─── DATA SUPPLIED ───

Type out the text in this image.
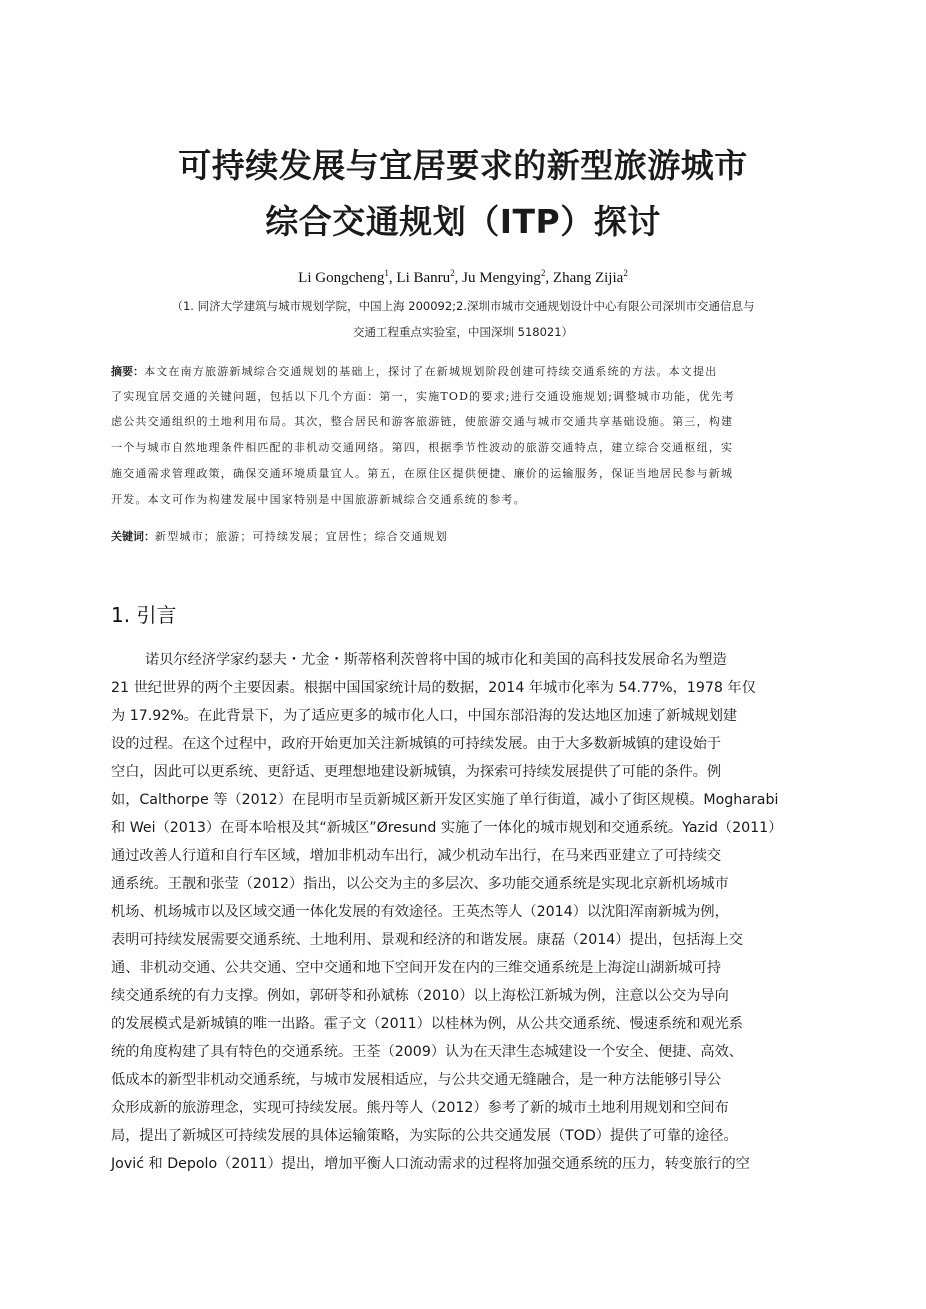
可持续发展与宜居要求的新型旅游城市
综合交通规划（ITP）探讨
Li Gongcheng$^1$, Li Banru$^2$, Ju Mengying$^2$, Zhang Zijia$^2$
（1. 同济大学建筑与城市规划学院，中国上海 200092;2.深圳市城市交通规划设计中心有限公司深圳市交通信息与
交通工程重点实验室，中国深圳 518021）
摘要：本文在南方旅游新城综合交通规划的基础上，探讨了在新城规划阶段创建可持续交通系统的方法。本文提出
了实现宜居交通的关键问题，包括以下几个方面：第一，实施TOD的要求;进行交通设施规划;调整城市功能，优先考
虑公共交通组织的土地利用布局。其次，整合居民和游客旅游链，使旅游交通与城市交通共享基础设施。第三，构建
一个与城市自然地理条件相匹配的非机动交通网络。第四，根据季节性波动的旅游交通特点，建立综合交通枢纽，实
施交通需求管理政策，确保交通环境质量宜人。第五，在原住区提供便捷、廉价的运输服务，保证当地居民参与新城
开发。本文可作为构建发展中国家特别是中国旅游新城综合交通系统的参考。
关键词：新型城市；旅游；可持续发展；宜居性；综合交通规划
1. 引言
诺贝尔经济学家约瑟夫・尤金・斯蒂格利茨曾将中国的城市化和美国的高科技发展命名为塑造
21 世纪世界的两个主要因素。根据中国国家统计局的数据，2014 年城市化率为 54.77%，1978 年仅
为 17.92%。在此背景下，为了适应更多的城市化人口，中国东部沿海的发达地区加速了新城规划建
设的过程。在这个过程中，政府开始更加关注新城镇的可持续发展。由于大多数新城镇的建设始于
空白，因此可以更系统、更舒适、更理想地建设新城镇，为探索可持续发展提供了可能的条件。例
如，Calthorpe 等（2012）在昆明市呈贡新城区新开发区实施了单行街道，减小了街区规模。Mogharabi
和 Wei（2013）在哥本哈根及其“新城区”Øresund 实施了一体化的城市规划和交通系统。Yazid（2011）
通过改善人行道和自行车区域，增加非机动车出行，减少机动车出行，在马来西亚建立了可持续交
通系统。王靓和张莹（2012）指出，以公交为主的多层次、多功能交通系统是实现北京新机场城市
机场、机场城市以及区域交通一体化发展的有效途径。王英杰等人（2014）以沈阳浑南新城为例，
表明可持续发展需要交通系统、土地利用、景观和经济的和谐发展。康磊（2014）提出，包括海上交
通、非机动交通、公共交通、空中交通和地下空间开发在内的三维交通系统是上海淀山湖新城可持
续交通系统的有力支撑。例如，郭研苓和孙斌栋（2010）以上海松江新城为例，注意以公交为导向
的发展模式是新城镇的唯一出路。霍子文（2011）以桂林为例，从公共交通系统、慢速系统和观光系
统的角度构建了具有特色的交通系统。王荃（2009）认为在天津生态城建设一个安全、便捷、高效、
低成本的新型非机动交通系统，与城市发展相适应，与公共交通无缝融合，是一种方法能够引导公
众形成新的旅游理念，实现可持续发展。熊丹等人（2012）参考了新的城市土地利用规划和空间布
局，提出了新城区可持续发展的具体运输策略，为实际的公共交通发展（TOD）提供了可靠的途径。
Jović 和 Depolo（2011）提出，增加平衡人口流动需求的过程将加强交通系统的压力，转变旅行的空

───

#### [WHAT TO DO]
Set down every entry word for word, but omit the pictures.

#### [RESULT BELOW]
Type out the text in this image.
可持续发展与宜居要求的新型旅游城市
综合交通规划（ITP）探讨
Li Gongcheng$^1$, Li Banru$^2$, Ju Mengying$^2$, Zhang Zijia$^2$
（1. 同济大学建筑与城市规划学院，中国上海 200092;2.深圳市城市交通规划设计中心有限公司深圳市交通信息与
交通工程重点实验室，中国深圳 518021）
摘要：本文在南方旅游新城综合交通规划的基础上，探讨了在新城规划阶段创建可持续交通系统的方法。本文提出
了实现宜居交通的关键问题，包括以下几个方面：第一，实施TOD的要求;进行交通设施规划;调整城市功能，优先考
虑公共交通组织的土地利用布局。其次，整合居民和游客旅游链，使旅游交通与城市交通共享基础设施。第三，构建
一个与城市自然地理条件相匹配的非机动交通网络。第四，根据季节性波动的旅游交通特点，建立综合交通枢纽，实
施交通需求管理政策，确保交通环境质量宜人。第五，在原住区提供便捷、廉价的运输服务，保证当地居民参与新城
开发。本文可作为构建发展中国家特别是中国旅游新城综合交通系统的参考。
关键词：新型城市；旅游；可持续发展；宜居性；综合交通规划
1. 引言
诺贝尔经济学家约瑟夫・尤金・斯蒂格利茨曾将中国的城市化和美国的高科技发展命名为塑造
21 世纪世界的两个主要因素。根据中国国家统计局的数据，2014 年城市化率为 54.77%，1978 年仅
为 17.92%。在此背景下，为了适应更多的城市化人口，中国东部沿海的发达地区加速了新城规划建
设的过程。在这个过程中，政府开始更加关注新城镇的可持续发展。由于大多数新城镇的建设始于
空白，因此可以更系统、更舒适、更理想地建设新城镇，为探索可持续发展提供了可能的条件。例
如，Calthorpe 等（2012）在昆明市呈贡新城区新开发区实施了单行街道，减小了街区规模。Mogharabi
和 Wei（2013）在哥本哈根及其“新城区”Øresund 实施了一体化的城市规划和交通系统。Yazid（2011）
通过改善人行道和自行车区域，增加非机动车出行，减少机动车出行，在马来西亚建立了可持续交
通系统。王靓和张莹（2012）指出，以公交为主的多层次、多功能交通系统是实现北京新机场城市
机场、机场城市以及区域交通一体化发展的有效途径。王英杰等人（2014）以沈阳浑南新城为例，
表明可持续发展需要交通系统、土地利用、景观和经济的和谐发展。康磊（2014）提出，包括海上交
通、非机动交通、公共交通、空中交通和地下空间开发在内的三维交通系统是上海淀山湖新城可持
续交通系统的有力支撑。例如，郭研苓和孙斌栋（2010）以上海松江新城为例，注意以公交为导向
的发展模式是新城镇的唯一出路。霍子文（2011）以桂林为例，从公共交通系统、慢速系统和观光系
统的角度构建了具有特色的交通系统。王荃（2009）认为在天津生态城建设一个安全、便捷、高效、
低成本的新型非机动交通系统，与城市发展相适应，与公共交通无缝融合，是一种方法能够引导公
众形成新的旅游理念，实现可持续发展。熊丹等人（2012）参考了新的城市土地利用规划和空间布
局，提出了新城区可持续发展的具体运输策略，为实际的公共交通发展（TOD）提供了可靠的途径。
Jović 和 Depolo（2011）提出，增加平衡人口流动需求的过程将加强交通系统的压力，转变旅行的空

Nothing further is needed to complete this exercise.